# Data records
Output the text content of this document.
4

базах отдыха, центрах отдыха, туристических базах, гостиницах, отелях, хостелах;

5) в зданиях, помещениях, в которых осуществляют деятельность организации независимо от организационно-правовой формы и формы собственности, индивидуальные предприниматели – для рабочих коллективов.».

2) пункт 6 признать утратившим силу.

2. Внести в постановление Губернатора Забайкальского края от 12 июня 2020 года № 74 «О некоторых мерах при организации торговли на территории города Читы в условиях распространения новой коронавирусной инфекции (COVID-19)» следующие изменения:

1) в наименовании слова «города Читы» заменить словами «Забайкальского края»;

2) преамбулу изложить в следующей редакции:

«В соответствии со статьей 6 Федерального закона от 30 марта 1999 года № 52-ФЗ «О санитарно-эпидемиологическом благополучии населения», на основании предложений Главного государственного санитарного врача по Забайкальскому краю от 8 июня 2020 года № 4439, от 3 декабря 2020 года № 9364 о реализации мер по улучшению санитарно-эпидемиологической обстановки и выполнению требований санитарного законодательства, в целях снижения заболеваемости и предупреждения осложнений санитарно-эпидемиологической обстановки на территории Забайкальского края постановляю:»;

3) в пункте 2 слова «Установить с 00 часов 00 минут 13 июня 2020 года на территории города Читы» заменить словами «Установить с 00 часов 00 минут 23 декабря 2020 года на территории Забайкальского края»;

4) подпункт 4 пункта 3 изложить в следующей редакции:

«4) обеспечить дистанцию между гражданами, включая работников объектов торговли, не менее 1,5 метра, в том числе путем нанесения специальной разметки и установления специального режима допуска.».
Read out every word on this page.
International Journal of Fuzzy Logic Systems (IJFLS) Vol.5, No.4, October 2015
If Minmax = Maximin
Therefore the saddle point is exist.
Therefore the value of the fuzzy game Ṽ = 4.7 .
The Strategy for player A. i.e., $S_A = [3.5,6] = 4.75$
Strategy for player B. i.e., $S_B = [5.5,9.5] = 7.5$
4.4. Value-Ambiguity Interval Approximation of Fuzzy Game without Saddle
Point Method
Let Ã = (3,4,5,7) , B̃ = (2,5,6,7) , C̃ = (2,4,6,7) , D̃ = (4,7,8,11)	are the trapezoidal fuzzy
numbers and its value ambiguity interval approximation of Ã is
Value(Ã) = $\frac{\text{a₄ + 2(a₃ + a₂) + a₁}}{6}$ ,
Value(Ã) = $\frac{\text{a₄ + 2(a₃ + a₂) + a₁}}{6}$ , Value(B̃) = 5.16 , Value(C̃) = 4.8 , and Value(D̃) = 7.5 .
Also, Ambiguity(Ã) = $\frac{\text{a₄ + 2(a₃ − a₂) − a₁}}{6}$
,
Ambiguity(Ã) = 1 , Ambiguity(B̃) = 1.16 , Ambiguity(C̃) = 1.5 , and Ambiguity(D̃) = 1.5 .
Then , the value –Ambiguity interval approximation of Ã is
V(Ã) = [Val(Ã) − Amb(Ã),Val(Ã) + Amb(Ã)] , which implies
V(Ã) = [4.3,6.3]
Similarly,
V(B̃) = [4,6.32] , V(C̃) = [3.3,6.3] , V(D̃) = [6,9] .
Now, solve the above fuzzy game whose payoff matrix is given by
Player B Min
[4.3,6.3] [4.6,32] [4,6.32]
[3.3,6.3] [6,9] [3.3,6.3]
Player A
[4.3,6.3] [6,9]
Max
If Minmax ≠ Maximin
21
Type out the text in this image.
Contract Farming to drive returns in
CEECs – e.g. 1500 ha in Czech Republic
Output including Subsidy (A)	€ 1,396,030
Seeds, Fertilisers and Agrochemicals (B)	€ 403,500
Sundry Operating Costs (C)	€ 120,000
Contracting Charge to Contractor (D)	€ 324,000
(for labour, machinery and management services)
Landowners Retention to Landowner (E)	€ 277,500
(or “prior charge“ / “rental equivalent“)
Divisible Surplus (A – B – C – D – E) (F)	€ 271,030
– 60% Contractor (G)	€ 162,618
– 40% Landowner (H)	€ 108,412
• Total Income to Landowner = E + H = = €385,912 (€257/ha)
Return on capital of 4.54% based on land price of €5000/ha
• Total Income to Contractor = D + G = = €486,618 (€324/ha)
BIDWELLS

# DIRECTIVE
Print exactly the lines from the one with "Read out every word on this page." through the end of the data, inclusive.

# EXERCISE RESPONSE
Read out every word on this page.
International Journal of Fuzzy Logic Systems (IJFLS) Vol.5, No.4, October 2015
If Minmax = Maximin
Therefore the saddle point is exist.
Therefore the value of the fuzzy game Ṽ = 4.7 .
The Strategy for player A. i.e., $S_A = [3.5,6] = 4.75$
Strategy for player B. i.e., $S_B = [5.5,9.5] = 7.5$
4.4. Value-Ambiguity Interval Approximation of Fuzzy Game without Saddle
Point Method
Let Ã = (3,4,5,7) , B̃ = (2,5,6,7) , C̃ = (2,4,6,7) , D̃ = (4,7,8,11)	are the trapezoidal fuzzy
numbers and its value ambiguity interval approximation of Ã is
Value(Ã) = $\frac{\text{a₄ + 2(a₃ + a₂) + a₁}}{6}$ ,
Value(Ã) = $\frac{\text{a₄ + 2(a₃ + a₂) + a₁}}{6}$ , Value(B̃) = 5.16 , Value(C̃) = 4.8 , and Value(D̃) = 7.5 .
Also, Ambiguity(Ã) = $\frac{\text{a₄ + 2(a₃ − a₂) − a₁}}{6}$
,
Ambiguity(Ã) = 1 , Ambiguity(B̃) = 1.16 , Ambiguity(C̃) = 1.5 , and Ambiguity(D̃) = 1.5 .
Then , the value –Ambiguity interval approximation of Ã is
V(Ã) = [Val(Ã) − Amb(Ã),Val(Ã) + Amb(Ã)] , which implies
V(Ã) = [4.3,6.3]
Similarly,
V(B̃) = [4,6.32] , V(C̃) = [3.3,6.3] , V(D̃) = [6,9] .
Now, solve the above fuzzy game whose payoff matrix is given by
Player B Min
[4.3,6.3] [4.6,32] [4,6.32]
[3.3,6.3] [6,9] [3.3,6.3]
Player A
[4.3,6.3] [6,9]
Max
If Minmax ≠ Maximin
21
Type out the text in this image.
Contract Farming to drive returns in
CEECs – e.g. 1500 ha in Czech Republic
Output including Subsidy (A)	€ 1,396,030
Seeds, Fertilisers and Agrochemicals (B)	€ 403,500
Sundry Operating Costs (C)	€ 120,000
Contracting Charge to Contractor (D)	€ 324,000
(for labour, machinery and management services)
Landowners Retention to Landowner (E)	€ 277,500
(or “prior charge“ / “rental equivalent“)
Divisible Surplus (A – B – C – D – E) (F)	€ 271,030
– 60% Contractor (G)	€ 162,618
– 40% Landowner (H)	€ 108,412
• Total Income to Landowner = E + H = = €385,912 (€257/ha)
Return on capital of 4.54% based on land price of €5000/ha
• Total Income to Contractor = D + G = = €486,618 (€324/ha)
BIDWELLS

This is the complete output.